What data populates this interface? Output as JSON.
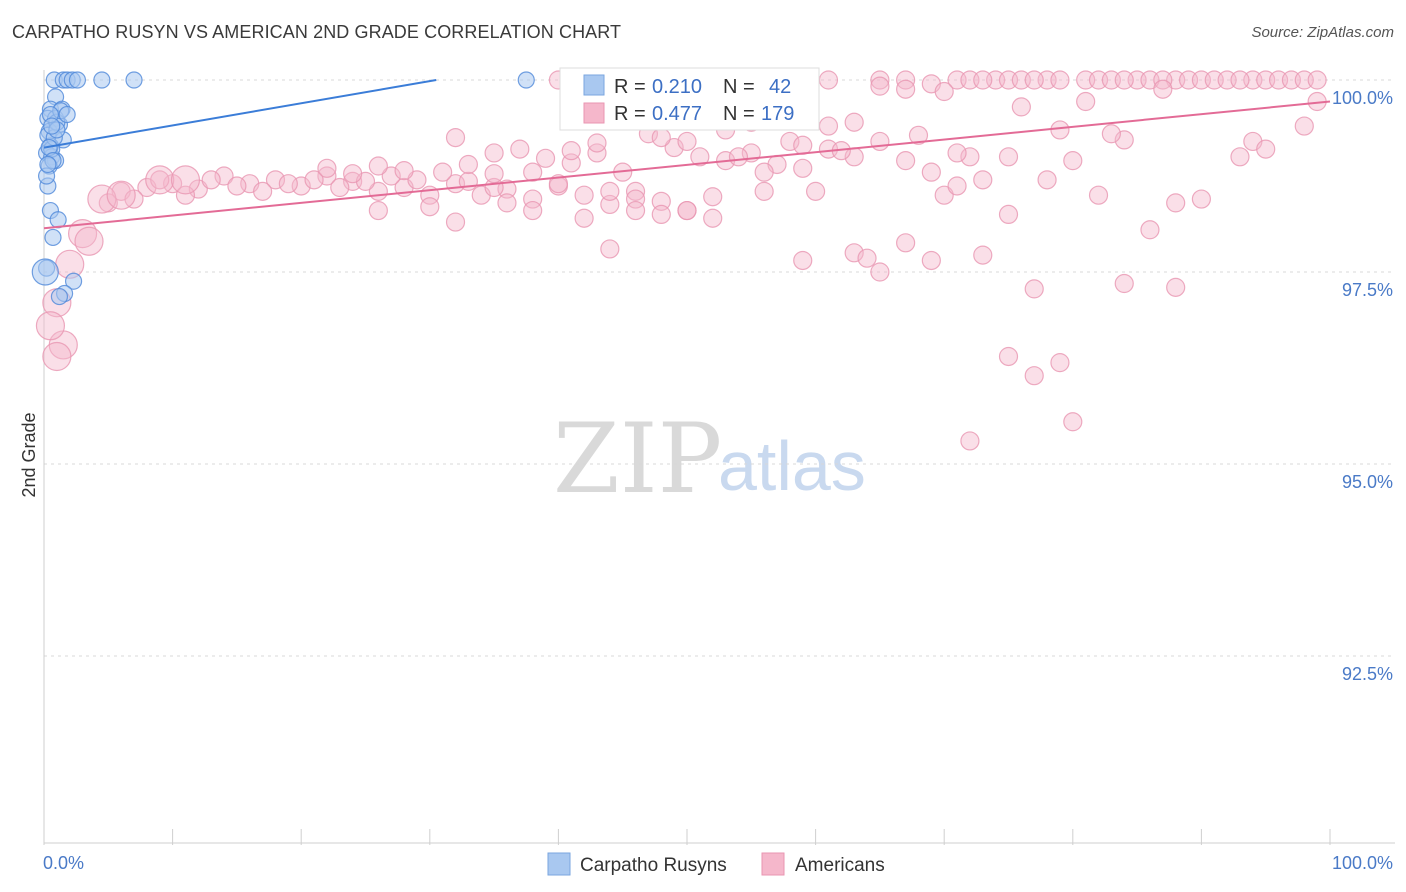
{
  "header": {
    "title": "CARPATHO RUSYN VS AMERICAN 2ND GRADE CORRELATION CHART",
    "source": "Source: ZipAtlas.com"
  },
  "watermark": {
    "zip": "ZIP",
    "atlas": "atlas"
  },
  "colors": {
    "blue": "#3b7dd8",
    "blue_fill": "#a9c8f0",
    "pink": "#e36b96",
    "pink_fill": "#f5b7cb",
    "grid": "#d8d8d8",
    "tick_text": "#4a7ac7"
  },
  "chart_data": {
    "type": "scatter",
    "title": "CARPATHO RUSYN VS AMERICAN 2ND GRADE CORRELATION CHART",
    "xlabel": "",
    "ylabel": "2nd Grade",
    "xlim": [
      0,
      100
    ],
    "ylim": [
      90.0,
      100.45
    ],
    "x_tick_labels": [
      "0.0%",
      "100.0%"
    ],
    "y_ticks": [
      {
        "value": 100.0,
        "label": "100.0%"
      },
      {
        "value": 97.5,
        "label": "97.5%"
      },
      {
        "value": 95.0,
        "label": "95.0%"
      },
      {
        "value": 92.5,
        "label": "92.5%"
      }
    ],
    "legend_stats": [
      {
        "r_label": "R =",
        "r": "0.210",
        "n_label": "N =",
        "n": "42"
      },
      {
        "r_label": "R =",
        "r": "0.477",
        "n_label": "N =",
        "n": "179"
      }
    ],
    "series": [
      {
        "name": "Carpatho Rusyns",
        "color": "#3b7dd8",
        "r": 0.21,
        "n": 42,
        "trend": {
          "x": [
            0,
            30.5
          ],
          "y": [
            99.12,
            100.0
          ]
        },
        "points": [
          [
            0.8,
            100
          ],
          [
            1.5,
            100
          ],
          [
            1.8,
            100
          ],
          [
            2.2,
            100
          ],
          [
            2.6,
            100
          ],
          [
            4.5,
            100
          ],
          [
            7,
            100
          ],
          [
            37.5,
            100
          ],
          [
            0.9,
            99.78
          ],
          [
            0.5,
            99.62
          ],
          [
            1.4,
            99.62
          ],
          [
            0.3,
            99.5
          ],
          [
            0.9,
            99.5
          ],
          [
            1.2,
            99.42
          ],
          [
            0.4,
            99.33
          ],
          [
            0.3,
            99.28
          ],
          [
            1.5,
            99.22
          ],
          [
            0.5,
            99.14
          ],
          [
            0.2,
            99.05
          ],
          [
            0.6,
            99.0
          ],
          [
            0.9,
            98.95
          ],
          [
            0.4,
            98.88
          ],
          [
            0.3,
            98.62
          ],
          [
            0.5,
            98.3
          ],
          [
            1.1,
            98.18
          ],
          [
            0.7,
            97.95
          ],
          [
            0.2,
            97.55
          ],
          [
            2.3,
            97.38
          ],
          [
            1.6,
            97.22
          ],
          [
            1.2,
            97.18
          ],
          [
            0.6,
            99.1
          ],
          [
            0.8,
            99.25
          ],
          [
            1.0,
            99.45
          ],
          [
            1.3,
            99.6
          ],
          [
            0.4,
            99.12
          ],
          [
            0.7,
            98.95
          ],
          [
            0.2,
            98.75
          ],
          [
            1.0,
            99.35
          ],
          [
            0.5,
            99.55
          ],
          [
            1.8,
            99.55
          ],
          [
            0.3,
            98.9
          ],
          [
            0.6,
            99.4
          ]
        ],
        "big_points": [
          [
            0.1,
            97.5
          ]
        ]
      },
      {
        "name": "Americans",
        "color": "#e36b96",
        "r": 0.477,
        "n": 179,
        "trend": {
          "x": [
            0,
            100
          ],
          "y": [
            98.07,
            99.72
          ]
        },
        "points": [
          [
            40,
            100
          ],
          [
            43,
            100
          ],
          [
            49,
            100
          ],
          [
            54,
            100
          ],
          [
            56,
            100
          ],
          [
            61,
            100
          ],
          [
            65,
            100
          ],
          [
            67,
            100
          ],
          [
            71,
            100
          ],
          [
            72,
            100
          ],
          [
            74,
            100
          ],
          [
            75,
            100
          ],
          [
            76,
            100
          ],
          [
            78,
            100
          ],
          [
            79,
            100
          ],
          [
            81,
            100
          ],
          [
            82,
            100
          ],
          [
            83,
            100
          ],
          [
            85,
            100
          ],
          [
            86,
            100
          ],
          [
            88,
            100
          ],
          [
            89,
            100
          ],
          [
            90,
            100
          ],
          [
            91,
            100
          ],
          [
            92,
            100
          ],
          [
            94,
            100
          ],
          [
            95,
            100
          ],
          [
            96,
            100
          ],
          [
            97,
            100
          ],
          [
            98,
            100
          ],
          [
            73,
            100
          ],
          [
            77,
            100
          ],
          [
            84,
            100
          ],
          [
            87,
            100
          ],
          [
            93,
            100
          ],
          [
            99,
            100
          ],
          [
            56,
            99.6
          ],
          [
            58,
            99.78
          ],
          [
            59,
            99.85
          ],
          [
            65,
            99.92
          ],
          [
            67,
            99.88
          ],
          [
            69,
            99.95
          ],
          [
            70,
            99.85
          ],
          [
            76,
            99.65
          ],
          [
            81,
            99.72
          ],
          [
            87,
            99.88
          ],
          [
            53,
            99.35
          ],
          [
            55,
            99.45
          ],
          [
            58,
            99.2
          ],
          [
            61,
            99.4
          ],
          [
            63,
            99.45
          ],
          [
            68,
            99.28
          ],
          [
            72,
            99.0
          ],
          [
            79,
            99.35
          ],
          [
            84,
            99.22
          ],
          [
            99,
            99.72
          ],
          [
            37,
            99.1
          ],
          [
            39,
            98.98
          ],
          [
            41,
            98.92
          ],
          [
            43,
            99.05
          ],
          [
            45,
            98.8
          ],
          [
            47,
            99.3
          ],
          [
            49,
            99.12
          ],
          [
            51,
            99.0
          ],
          [
            53,
            98.95
          ],
          [
            55,
            99.05
          ],
          [
            57,
            98.9
          ],
          [
            59,
            98.85
          ],
          [
            61,
            99.1
          ],
          [
            63,
            99.0
          ],
          [
            65,
            99.2
          ],
          [
            67,
            98.95
          ],
          [
            69,
            98.8
          ],
          [
            71,
            99.05
          ],
          [
            73,
            98.7
          ],
          [
            75,
            99.0
          ],
          [
            14,
            98.75
          ],
          [
            16,
            98.65
          ],
          [
            18,
            98.7
          ],
          [
            20,
            98.62
          ],
          [
            22,
            98.75
          ],
          [
            24,
            98.68
          ],
          [
            26,
            98.55
          ],
          [
            28,
            98.6
          ],
          [
            30,
            98.5
          ],
          [
            32,
            98.65
          ],
          [
            34,
            98.5
          ],
          [
            36,
            98.58
          ],
          [
            38,
            98.45
          ],
          [
            40,
            98.62
          ],
          [
            42,
            98.5
          ],
          [
            44,
            98.38
          ],
          [
            46,
            98.55
          ],
          [
            48,
            98.42
          ],
          [
            50,
            98.3
          ],
          [
            52,
            98.48
          ],
          [
            6,
            98.55
          ],
          [
            8,
            98.6
          ],
          [
            10,
            98.65
          ],
          [
            12,
            98.58
          ],
          [
            13,
            98.7
          ],
          [
            15,
            98.62
          ],
          [
            17,
            98.55
          ],
          [
            19,
            98.65
          ],
          [
            21,
            98.7
          ],
          [
            23,
            98.6
          ],
          [
            25,
            98.68
          ],
          [
            27,
            98.75
          ],
          [
            29,
            98.7
          ],
          [
            31,
            98.8
          ],
          [
            33,
            98.68
          ],
          [
            35,
            98.6
          ],
          [
            9,
            98.7
          ],
          [
            11,
            98.5
          ],
          [
            7,
            98.45
          ],
          [
            5,
            98.4
          ],
          [
            22,
            98.85
          ],
          [
            24,
            98.78
          ],
          [
            26,
            98.88
          ],
          [
            28,
            98.82
          ],
          [
            33,
            98.9
          ],
          [
            35,
            98.78
          ],
          [
            41,
            99.08
          ],
          [
            43,
            99.18
          ],
          [
            48,
            99.25
          ],
          [
            50,
            99.2
          ],
          [
            26,
            98.3
          ],
          [
            30,
            98.35
          ],
          [
            32,
            98.15
          ],
          [
            36,
            98.4
          ],
          [
            38,
            98.3
          ],
          [
            42,
            98.2
          ],
          [
            44,
            97.8
          ],
          [
            46,
            98.45
          ],
          [
            48,
            98.25
          ],
          [
            50,
            98.3
          ],
          [
            52,
            98.2
          ],
          [
            56,
            98.55
          ],
          [
            59,
            97.65
          ],
          [
            60,
            98.55
          ],
          [
            63,
            97.75
          ],
          [
            64,
            97.68
          ],
          [
            65,
            97.5
          ],
          [
            67,
            97.88
          ],
          [
            69,
            97.65
          ],
          [
            70,
            98.5
          ],
          [
            71,
            98.62
          ],
          [
            73,
            97.72
          ],
          [
            75,
            98.25
          ],
          [
            77,
            97.28
          ],
          [
            78,
            98.7
          ],
          [
            80,
            98.95
          ],
          [
            82,
            98.5
          ],
          [
            84,
            97.35
          ],
          [
            86,
            98.05
          ],
          [
            88,
            98.4
          ],
          [
            32,
            99.25
          ],
          [
            35,
            99.05
          ],
          [
            38,
            98.8
          ],
          [
            40,
            98.65
          ],
          [
            44,
            98.55
          ],
          [
            46,
            98.3
          ],
          [
            54,
            99.0
          ],
          [
            56,
            98.8
          ],
          [
            59,
            99.15
          ],
          [
            62,
            99.08
          ],
          [
            75,
            96.4
          ],
          [
            77,
            96.15
          ],
          [
            79,
            96.32
          ],
          [
            83,
            99.3
          ],
          [
            90,
            98.45
          ],
          [
            93,
            99.0
          ],
          [
            94,
            99.2
          ],
          [
            95,
            99.1
          ],
          [
            98,
            99.4
          ],
          [
            72,
            95.3
          ],
          [
            80,
            95.55
          ],
          [
            88,
            97.3
          ]
        ],
        "big_points": [
          [
            1,
            97.1
          ],
          [
            1.5,
            96.55
          ],
          [
            2,
            97.6
          ],
          [
            3,
            98.0
          ],
          [
            3.5,
            97.9
          ],
          [
            4.5,
            98.45
          ],
          [
            6,
            98.5
          ],
          [
            9,
            98.7
          ],
          [
            11,
            98.7
          ],
          [
            0.5,
            96.8
          ],
          [
            1,
            96.4
          ]
        ]
      }
    ]
  },
  "bottom_legend": {
    "items": [
      {
        "label": "Carpatho Rusyns"
      },
      {
        "label": "Americans"
      }
    ]
  }
}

What you need to do: From the data above, copy each line that has the string "Rusyns".

Exercise output:
        "name": "Carpatho Rusyns",
        "label": "Carpatho Rusyns"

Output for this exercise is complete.